▶ **GIVEN ENTRIES**
━━━━━━━━

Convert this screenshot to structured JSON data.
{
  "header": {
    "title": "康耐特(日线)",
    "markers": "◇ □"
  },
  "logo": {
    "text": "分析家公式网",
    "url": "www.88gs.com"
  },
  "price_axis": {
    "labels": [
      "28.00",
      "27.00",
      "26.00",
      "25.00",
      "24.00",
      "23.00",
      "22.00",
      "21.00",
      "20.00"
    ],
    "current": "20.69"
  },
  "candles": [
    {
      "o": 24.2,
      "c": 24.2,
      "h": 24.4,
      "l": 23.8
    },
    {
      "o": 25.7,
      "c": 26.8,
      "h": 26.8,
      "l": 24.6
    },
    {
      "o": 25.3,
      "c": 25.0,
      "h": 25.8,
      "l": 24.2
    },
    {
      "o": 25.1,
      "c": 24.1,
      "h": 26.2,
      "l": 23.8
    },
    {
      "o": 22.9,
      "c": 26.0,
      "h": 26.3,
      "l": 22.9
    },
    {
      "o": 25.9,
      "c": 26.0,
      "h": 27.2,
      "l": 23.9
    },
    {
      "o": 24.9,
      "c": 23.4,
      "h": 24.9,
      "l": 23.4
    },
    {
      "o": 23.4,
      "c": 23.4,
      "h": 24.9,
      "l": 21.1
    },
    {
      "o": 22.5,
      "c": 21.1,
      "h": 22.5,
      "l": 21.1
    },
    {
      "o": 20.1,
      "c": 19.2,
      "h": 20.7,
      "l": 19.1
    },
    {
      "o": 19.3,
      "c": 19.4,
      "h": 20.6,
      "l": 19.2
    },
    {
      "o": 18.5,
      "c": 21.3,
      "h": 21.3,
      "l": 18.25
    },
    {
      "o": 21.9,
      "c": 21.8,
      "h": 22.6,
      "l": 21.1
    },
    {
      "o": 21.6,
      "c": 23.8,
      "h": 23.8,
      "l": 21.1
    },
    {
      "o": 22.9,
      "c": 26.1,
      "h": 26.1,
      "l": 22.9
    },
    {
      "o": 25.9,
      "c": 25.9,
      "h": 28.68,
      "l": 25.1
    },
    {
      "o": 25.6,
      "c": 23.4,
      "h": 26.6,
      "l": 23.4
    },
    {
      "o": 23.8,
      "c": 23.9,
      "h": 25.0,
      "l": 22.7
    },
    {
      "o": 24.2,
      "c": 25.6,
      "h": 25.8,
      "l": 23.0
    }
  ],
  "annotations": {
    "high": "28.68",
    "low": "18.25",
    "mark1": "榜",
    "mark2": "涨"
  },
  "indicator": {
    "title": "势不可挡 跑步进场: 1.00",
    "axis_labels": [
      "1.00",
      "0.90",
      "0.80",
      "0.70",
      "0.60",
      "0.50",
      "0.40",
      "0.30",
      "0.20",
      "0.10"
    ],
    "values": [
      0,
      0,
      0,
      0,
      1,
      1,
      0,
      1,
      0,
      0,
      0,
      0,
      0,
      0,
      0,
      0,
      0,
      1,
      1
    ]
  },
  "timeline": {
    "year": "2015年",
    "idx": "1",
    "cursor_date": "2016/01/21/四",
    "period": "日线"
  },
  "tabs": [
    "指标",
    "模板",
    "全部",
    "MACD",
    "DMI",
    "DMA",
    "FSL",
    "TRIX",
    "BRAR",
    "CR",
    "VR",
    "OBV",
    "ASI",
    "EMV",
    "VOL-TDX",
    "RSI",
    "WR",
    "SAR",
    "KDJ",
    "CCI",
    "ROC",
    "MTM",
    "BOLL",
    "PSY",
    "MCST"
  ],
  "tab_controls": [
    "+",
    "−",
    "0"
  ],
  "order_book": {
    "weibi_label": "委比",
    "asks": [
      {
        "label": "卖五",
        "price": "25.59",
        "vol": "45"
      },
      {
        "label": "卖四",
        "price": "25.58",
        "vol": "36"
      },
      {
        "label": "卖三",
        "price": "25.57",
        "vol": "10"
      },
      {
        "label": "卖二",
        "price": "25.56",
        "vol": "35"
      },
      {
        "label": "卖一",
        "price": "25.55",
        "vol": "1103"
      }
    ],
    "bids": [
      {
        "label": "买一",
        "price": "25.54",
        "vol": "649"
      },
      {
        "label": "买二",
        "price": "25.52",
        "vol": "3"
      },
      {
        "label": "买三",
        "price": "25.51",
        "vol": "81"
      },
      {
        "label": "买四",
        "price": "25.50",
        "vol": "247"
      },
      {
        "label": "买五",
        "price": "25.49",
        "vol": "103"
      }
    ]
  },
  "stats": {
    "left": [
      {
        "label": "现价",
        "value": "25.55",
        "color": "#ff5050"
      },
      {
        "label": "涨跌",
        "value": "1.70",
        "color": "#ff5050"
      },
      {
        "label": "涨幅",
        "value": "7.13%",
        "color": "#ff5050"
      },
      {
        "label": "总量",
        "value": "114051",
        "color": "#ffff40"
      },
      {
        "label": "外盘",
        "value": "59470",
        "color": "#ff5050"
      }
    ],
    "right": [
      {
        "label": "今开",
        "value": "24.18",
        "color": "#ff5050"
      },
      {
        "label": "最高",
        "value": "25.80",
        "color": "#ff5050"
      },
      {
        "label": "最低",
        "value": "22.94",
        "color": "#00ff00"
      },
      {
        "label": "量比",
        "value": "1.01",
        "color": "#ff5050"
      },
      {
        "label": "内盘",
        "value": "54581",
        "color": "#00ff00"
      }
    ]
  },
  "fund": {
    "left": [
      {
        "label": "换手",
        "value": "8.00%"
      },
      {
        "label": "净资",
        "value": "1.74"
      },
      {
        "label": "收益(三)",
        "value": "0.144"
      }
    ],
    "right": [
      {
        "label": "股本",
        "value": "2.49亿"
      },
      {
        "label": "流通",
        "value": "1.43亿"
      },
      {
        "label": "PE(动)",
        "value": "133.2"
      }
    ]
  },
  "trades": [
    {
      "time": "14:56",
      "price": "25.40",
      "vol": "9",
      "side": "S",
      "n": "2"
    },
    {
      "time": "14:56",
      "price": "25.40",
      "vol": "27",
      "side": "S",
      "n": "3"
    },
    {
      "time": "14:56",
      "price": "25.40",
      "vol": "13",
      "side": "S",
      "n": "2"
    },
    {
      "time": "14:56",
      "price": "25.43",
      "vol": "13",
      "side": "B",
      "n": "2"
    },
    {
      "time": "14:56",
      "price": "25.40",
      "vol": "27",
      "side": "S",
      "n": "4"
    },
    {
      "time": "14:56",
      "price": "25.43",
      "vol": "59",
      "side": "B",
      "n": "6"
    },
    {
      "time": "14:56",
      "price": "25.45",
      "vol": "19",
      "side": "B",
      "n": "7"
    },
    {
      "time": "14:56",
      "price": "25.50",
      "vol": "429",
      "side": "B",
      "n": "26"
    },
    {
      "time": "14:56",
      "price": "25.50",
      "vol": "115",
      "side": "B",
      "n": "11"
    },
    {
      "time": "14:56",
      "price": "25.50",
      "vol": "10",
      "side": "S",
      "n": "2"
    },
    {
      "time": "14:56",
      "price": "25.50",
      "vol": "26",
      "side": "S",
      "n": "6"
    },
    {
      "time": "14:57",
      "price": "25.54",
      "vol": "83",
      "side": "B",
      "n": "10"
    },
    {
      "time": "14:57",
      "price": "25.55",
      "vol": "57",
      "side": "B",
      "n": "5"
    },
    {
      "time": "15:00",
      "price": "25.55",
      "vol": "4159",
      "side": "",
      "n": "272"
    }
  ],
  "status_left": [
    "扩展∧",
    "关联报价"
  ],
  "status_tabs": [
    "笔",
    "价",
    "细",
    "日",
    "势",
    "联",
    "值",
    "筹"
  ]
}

━━━━━━━━

▶ **GIVEN REQUEST**
Retype all of the material, keeping each line exact.

▶ **RESPONSE BELOW**
Convert this screenshot to structured JSON data.
{
  "header": {
    "title": "康耐特(日线)",
    "markers": "◇ □"
  },
  "logo": {
    "text": "分析家公式网",
    "url": "www.88gs.com"
  },
  "price_axis": {
    "labels": [
      "28.00",
      "27.00",
      "26.00",
      "25.00",
      "24.00",
      "23.00",
      "22.00",
      "21.00",
      "20.00"
    ],
    "current": "20.69"
  },
  "candles": [
    {
      "o": 24.2,
      "c": 24.2,
      "h": 24.4,
      "l": 23.8
    },
    {
      "o": 25.7,
      "c": 26.8,
      "h": 26.8,
      "l": 24.6
    },
    {
      "o": 25.3,
      "c": 25.0,
      "h": 25.8,
      "l": 24.2
    },
    {
      "o": 25.1,
      "c": 24.1,
      "h": 26.2,
      "l": 23.8
    },
    {
      "o": 22.9,
      "c": 26.0,
      "h": 26.3,
      "l": 22.9
    },
    {
      "o": 25.9,
      "c": 26.0,
      "h": 27.2,
      "l": 23.9
    },
    {
      "o": 24.9,
      "c": 23.4,
      "h": 24.9,
      "l": 23.4
    },
    {
      "o": 23.4,
      "c": 23.4,
      "h": 24.9,
      "l": 21.1
    },
    {
      "o": 22.5,
      "c": 21.1,
      "h": 22.5,
      "l": 21.1
    },
    {
      "o": 20.1,
      "c": 19.2,
      "h": 20.7,
      "l": 19.1
    },
    {
      "o": 19.3,
      "c": 19.4,
      "h": 20.6,
      "l": 19.2
    },
    {
      "o": 18.5,
      "c": 21.3,
      "h": 21.3,
      "l": 18.25
    },
    {
      "o": 21.9,
      "c": 21.8,
      "h": 22.6,
      "l": 21.1
    },
    {
      "o": 21.6,
      "c": 23.8,
      "h": 23.8,
      "l": 21.1
    },
    {
      "o": 22.9,
      "c": 26.1,
      "h": 26.1,
      "l": 22.9
    },
    {
      "o": 25.9,
      "c": 25.9,
      "h": 28.68,
      "l": 25.1
    },
    {
      "o": 25.6,
      "c": 23.4,
      "h": 26.6,
      "l": 23.4
    },
    {
      "o": 23.8,
      "c": 23.9,
      "h": 25.0,
      "l": 22.7
    },
    {
      "o": 24.2,
      "c": 25.6,
      "h": 25.8,
      "l": 23.0
    }
  ],
  "annotations": {
    "high": "28.68",
    "low": "18.25",
    "mark1": "榜",
    "mark2": "涨"
  },
  "indicator": {
    "title": "势不可挡 跑步进场: 1.00",
    "axis_labels": [
      "1.00",
      "0.90",
      "0.80",
      "0.70",
      "0.60",
      "0.50",
      "0.40",
      "0.30",
      "0.20",
      "0.10"
    ],
    "values": [
      0,
      0,
      0,
      0,
      1,
      1,
      0,
      1,
      0,
      0,
      0,
      0,
      0,
      0,
      0,
      0,
      0,
      1,
      1
    ]
  },
  "timeline": {
    "year": "2015年",
    "idx": "1",
    "cursor_date": "2016/01/21/四",
    "period": "日线"
  },
  "tabs": [
    "指标",
    "模板",
    "全部",
    "MACD",
    "DMI",
    "DMA",
    "FSL",
    "TRIX",
    "BRAR",
    "CR",
    "VR",
    "OBV",
    "ASI",
    "EMV",
    "VOL-TDX",
    "RSI",
    "WR",
    "SAR",
    "KDJ",
    "CCI",
    "ROC",
    "MTM",
    "BOLL",
    "PSY",
    "MCST"
  ],
  "tab_controls": [
    "+",
    "−",
    "0"
  ],
  "order_book": {
    "weibi_label": "委比",
    "asks": [
      {
        "label": "卖五",
        "price": "25.59",
        "vol": "45"
      },
      {
        "label": "卖四",
        "price": "25.58",
        "vol": "36"
      },
      {
        "label": "卖三",
        "price": "25.57",
        "vol": "10"
      },
      {
        "label": "卖二",
        "price": "25.56",
        "vol": "35"
      },
      {
        "label": "卖一",
        "price": "25.55",
        "vol": "1103"
      }
    ],
    "bids": [
      {
        "label": "买一",
        "price": "25.54",
        "vol": "649"
      },
      {
        "label": "买二",
        "price": "25.52",
        "vol": "3"
      },
      {
        "label": "买三",
        "price": "25.51",
        "vol": "81"
      },
      {
        "label": "买四",
        "price": "25.50",
        "vol": "247"
      },
      {
        "label": "买五",
        "price": "25.49",
        "vol": "103"
      }
    ]
  },
  "stats": {
    "left": [
      {
        "label": "现价",
        "value": "25.55",
        "color": "#ff5050"
      },
      {
        "label": "涨跌",
        "value": "1.70",
        "color": "#ff5050"
      },
      {
        "label": "涨幅",
        "value": "7.13%",
        "color": "#ff5050"
      },
      {
        "label": "总量",
        "value": "114051",
        "color": "#ffff40"
      },
      {
        "label": "外盘",
        "value": "59470",
        "color": "#ff5050"
      }
    ],
    "right": [
      {
        "label": "今开",
        "value": "24.18",
        "color": "#ff5050"
      },
      {
        "label": "最高",
        "value": "25.80",
        "color": "#ff5050"
      },
      {
        "label": "最低",
        "value": "22.94",
        "color": "#00ff00"
      },
      {
        "label": "量比",
        "value": "1.01",
        "color": "#ff5050"
      },
      {
        "label": "内盘",
        "value": "54581",
        "color": "#00ff00"
      }
    ]
  },
  "fund": {
    "left": [
      {
        "label": "换手",
        "value": "8.00%"
      },
      {
        "label": "净资",
        "value": "1.74"
      },
      {
        "label": "收益(三)",
        "value": "0.144"
      }
    ],
    "right": [
      {
        "label": "股本",
        "value": "2.49亿"
      },
      {
        "label": "流通",
        "value": "1.43亿"
      },
      {
        "label": "PE(动)",
        "value": "133.2"
      }
    ]
  },
  "trades": [
    {
      "time": "14:56",
      "price": "25.40",
      "vol": "9",
      "side": "S",
      "n": "2"
    },
    {
      "time": "14:56",
      "price": "25.40",
      "vol": "27",
      "side": "S",
      "n": "3"
    },
    {
      "time": "14:56",
      "price": "25.40",
      "vol": "13",
      "side": "S",
      "n": "2"
    },
    {
      "time": "14:56",
      "price": "25.43",
      "vol": "13",
      "side": "B",
      "n": "2"
    },
    {
      "time": "14:56",
      "price": "25.40",
      "vol": "27",
      "side": "S",
      "n": "4"
    },
    {
      "time": "14:56",
      "price": "25.43",
      "vol": "59",
      "side": "B",
      "n": "6"
    },
    {
      "time": "14:56",
      "price": "25.45",
      "vol": "19",
      "side": "B",
      "n": "7"
    },
    {
      "time": "14:56",
      "price": "25.50",
      "vol": "429",
      "side": "B",
      "n": "26"
    },
    {
      "time": "14:56",
      "price": "25.50",
      "vol": "115",
      "side": "B",
      "n": "11"
    },
    {
      "time": "14:56",
      "price": "25.50",
      "vol": "10",
      "side": "S",
      "n": "2"
    },
    {
      "time": "14:56",
      "price": "25.50",
      "vol": "26",
      "side": "S",
      "n": "6"
    },
    {
      "time": "14:57",
      "price": "25.54",
      "vol": "83",
      "side": "B",
      "n": "10"
    },
    {
      "time": "14:57",
      "price": "25.55",
      "vol": "57",
      "side": "B",
      "n": "5"
    },
    {
      "time": "15:00",
      "price": "25.55",
      "vol": "4159",
      "side": "",
      "n": "272"
    }
  ],
  "status_left": [
    "扩展∧",
    "关联报价"
  ],
  "status_tabs": [
    "笔",
    "价",
    "细",
    "日",
    "势",
    "联",
    "值",
    "筹"
  ]
}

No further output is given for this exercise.